▶ **What you need to do**
In the entries below, identify every line with the string "prendre" and copy it.

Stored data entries

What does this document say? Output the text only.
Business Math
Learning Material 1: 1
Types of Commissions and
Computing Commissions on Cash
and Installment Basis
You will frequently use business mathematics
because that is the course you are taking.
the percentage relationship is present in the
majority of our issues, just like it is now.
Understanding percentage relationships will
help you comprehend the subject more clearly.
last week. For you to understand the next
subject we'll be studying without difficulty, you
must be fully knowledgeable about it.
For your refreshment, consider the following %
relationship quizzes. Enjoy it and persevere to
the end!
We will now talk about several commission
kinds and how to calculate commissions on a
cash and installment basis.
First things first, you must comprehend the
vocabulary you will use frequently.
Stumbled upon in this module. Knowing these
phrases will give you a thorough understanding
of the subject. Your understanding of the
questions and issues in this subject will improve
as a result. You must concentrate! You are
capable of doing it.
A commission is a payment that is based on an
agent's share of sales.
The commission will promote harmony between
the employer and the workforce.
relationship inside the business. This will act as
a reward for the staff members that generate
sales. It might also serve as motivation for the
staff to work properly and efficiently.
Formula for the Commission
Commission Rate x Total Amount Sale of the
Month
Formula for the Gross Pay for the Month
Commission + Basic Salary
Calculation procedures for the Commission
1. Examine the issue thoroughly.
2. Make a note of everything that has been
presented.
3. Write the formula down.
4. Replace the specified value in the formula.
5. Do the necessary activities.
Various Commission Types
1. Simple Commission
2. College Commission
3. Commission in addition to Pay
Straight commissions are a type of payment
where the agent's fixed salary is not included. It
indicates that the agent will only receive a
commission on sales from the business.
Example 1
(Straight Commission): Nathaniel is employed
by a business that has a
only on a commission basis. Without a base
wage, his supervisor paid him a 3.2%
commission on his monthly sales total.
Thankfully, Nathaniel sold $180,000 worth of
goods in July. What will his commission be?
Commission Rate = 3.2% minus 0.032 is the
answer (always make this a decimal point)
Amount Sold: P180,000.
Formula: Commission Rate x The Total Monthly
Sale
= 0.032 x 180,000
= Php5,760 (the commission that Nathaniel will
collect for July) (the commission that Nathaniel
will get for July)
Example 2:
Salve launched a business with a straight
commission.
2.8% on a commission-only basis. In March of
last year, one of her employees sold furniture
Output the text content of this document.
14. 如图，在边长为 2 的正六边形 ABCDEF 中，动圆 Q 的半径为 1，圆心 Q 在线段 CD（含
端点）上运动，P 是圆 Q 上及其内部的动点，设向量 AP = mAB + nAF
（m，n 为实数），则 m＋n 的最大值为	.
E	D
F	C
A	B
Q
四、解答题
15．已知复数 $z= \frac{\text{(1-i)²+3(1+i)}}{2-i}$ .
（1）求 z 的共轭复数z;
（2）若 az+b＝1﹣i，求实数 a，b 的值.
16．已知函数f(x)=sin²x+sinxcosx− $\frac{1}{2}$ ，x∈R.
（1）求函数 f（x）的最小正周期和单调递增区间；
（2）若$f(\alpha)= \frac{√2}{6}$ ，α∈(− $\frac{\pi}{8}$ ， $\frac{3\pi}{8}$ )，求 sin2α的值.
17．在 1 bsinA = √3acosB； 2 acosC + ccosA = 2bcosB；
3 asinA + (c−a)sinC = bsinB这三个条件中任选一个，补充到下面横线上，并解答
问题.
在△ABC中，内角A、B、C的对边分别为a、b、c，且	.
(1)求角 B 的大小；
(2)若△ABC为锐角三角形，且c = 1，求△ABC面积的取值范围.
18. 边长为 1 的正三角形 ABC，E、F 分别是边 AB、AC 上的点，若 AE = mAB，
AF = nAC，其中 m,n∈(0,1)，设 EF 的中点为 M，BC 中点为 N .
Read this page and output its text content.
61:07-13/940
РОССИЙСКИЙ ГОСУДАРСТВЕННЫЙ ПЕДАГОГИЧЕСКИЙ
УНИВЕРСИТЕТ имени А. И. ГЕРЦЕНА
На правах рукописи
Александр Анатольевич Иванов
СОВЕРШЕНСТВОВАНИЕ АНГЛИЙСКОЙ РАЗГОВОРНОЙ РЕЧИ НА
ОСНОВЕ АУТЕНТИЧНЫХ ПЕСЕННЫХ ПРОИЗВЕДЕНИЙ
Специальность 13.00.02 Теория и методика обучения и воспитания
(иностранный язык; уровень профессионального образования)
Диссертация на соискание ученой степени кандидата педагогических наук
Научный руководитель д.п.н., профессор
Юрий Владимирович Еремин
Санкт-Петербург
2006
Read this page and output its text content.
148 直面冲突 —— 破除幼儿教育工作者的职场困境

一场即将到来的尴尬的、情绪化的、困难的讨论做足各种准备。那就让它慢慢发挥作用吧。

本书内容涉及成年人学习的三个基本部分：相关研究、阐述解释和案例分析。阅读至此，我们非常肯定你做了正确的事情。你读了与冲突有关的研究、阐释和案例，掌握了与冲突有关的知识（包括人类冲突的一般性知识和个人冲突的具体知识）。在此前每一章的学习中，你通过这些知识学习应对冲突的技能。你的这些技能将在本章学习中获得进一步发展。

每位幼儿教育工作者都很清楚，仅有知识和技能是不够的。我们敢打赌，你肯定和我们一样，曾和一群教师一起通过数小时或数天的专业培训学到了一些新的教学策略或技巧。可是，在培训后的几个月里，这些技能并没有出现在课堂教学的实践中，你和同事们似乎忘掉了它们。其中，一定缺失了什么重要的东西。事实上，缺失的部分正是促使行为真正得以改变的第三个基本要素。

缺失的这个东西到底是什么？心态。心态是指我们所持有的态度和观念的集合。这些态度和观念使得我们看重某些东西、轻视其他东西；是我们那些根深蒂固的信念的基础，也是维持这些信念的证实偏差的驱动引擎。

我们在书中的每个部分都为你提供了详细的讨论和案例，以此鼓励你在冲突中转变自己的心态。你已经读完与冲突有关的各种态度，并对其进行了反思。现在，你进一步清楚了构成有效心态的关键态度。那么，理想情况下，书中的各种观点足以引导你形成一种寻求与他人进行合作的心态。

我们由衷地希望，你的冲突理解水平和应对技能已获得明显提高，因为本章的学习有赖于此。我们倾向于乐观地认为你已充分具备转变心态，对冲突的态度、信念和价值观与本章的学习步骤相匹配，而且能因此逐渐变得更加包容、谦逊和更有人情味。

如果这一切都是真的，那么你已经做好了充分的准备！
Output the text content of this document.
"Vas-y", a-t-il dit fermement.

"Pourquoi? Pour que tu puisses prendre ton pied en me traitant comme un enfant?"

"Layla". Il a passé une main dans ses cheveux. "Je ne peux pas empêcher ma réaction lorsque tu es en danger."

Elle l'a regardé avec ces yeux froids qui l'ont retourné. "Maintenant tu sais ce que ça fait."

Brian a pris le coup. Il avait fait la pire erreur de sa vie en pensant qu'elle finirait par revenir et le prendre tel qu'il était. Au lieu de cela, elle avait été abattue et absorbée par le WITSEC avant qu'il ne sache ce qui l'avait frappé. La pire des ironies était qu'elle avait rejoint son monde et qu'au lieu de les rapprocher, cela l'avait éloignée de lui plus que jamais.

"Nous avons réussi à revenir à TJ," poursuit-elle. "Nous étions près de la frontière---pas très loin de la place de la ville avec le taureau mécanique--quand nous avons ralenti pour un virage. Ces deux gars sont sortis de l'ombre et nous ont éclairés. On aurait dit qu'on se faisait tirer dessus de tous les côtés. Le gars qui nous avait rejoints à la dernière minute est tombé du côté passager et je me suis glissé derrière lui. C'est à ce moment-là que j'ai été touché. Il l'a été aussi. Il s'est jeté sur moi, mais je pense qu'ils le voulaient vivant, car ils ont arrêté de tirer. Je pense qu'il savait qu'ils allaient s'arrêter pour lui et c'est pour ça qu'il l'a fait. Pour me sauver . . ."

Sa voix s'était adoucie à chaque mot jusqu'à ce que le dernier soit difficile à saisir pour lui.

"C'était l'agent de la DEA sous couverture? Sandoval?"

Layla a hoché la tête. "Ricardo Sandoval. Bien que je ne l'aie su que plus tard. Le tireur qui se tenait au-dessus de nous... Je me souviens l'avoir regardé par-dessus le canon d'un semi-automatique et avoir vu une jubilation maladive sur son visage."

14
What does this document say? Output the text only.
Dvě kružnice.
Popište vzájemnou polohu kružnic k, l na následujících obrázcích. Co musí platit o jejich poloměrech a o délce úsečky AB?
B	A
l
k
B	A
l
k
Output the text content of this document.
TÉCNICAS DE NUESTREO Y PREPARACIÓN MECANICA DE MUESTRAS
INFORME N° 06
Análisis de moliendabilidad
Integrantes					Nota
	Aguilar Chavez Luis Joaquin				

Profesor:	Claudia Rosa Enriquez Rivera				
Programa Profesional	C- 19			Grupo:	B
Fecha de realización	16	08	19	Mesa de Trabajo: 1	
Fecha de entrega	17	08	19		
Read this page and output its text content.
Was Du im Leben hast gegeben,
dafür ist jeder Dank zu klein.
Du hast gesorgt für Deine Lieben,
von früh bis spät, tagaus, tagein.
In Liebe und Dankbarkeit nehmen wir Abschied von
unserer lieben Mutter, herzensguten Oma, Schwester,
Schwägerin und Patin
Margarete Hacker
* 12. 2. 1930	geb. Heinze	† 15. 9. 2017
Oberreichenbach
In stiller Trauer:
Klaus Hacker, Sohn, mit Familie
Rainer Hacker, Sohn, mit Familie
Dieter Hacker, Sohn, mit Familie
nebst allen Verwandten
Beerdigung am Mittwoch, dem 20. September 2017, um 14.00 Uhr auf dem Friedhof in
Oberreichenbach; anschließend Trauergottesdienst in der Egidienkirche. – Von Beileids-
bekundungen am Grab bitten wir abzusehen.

▶ **Solution to this exercise**
"Pourquoi? Pour que tu puisses prendre ton pied en me traitant comme un enfant?"
Brian a pris le coup. Il avait fait la pire erreur de sa vie en pensant qu'elle finirait par revenir et le prendre tel qu'il était. Au lieu de cela, elle avait été abattue et absorbée par le WITSEC avant qu'il ne sache ce qui l'avait frappé. La pire des ironies était qu'elle avait rejoint son monde et qu'au lieu de les rapprocher, cela l'avait éloignée de lui plus que jamais.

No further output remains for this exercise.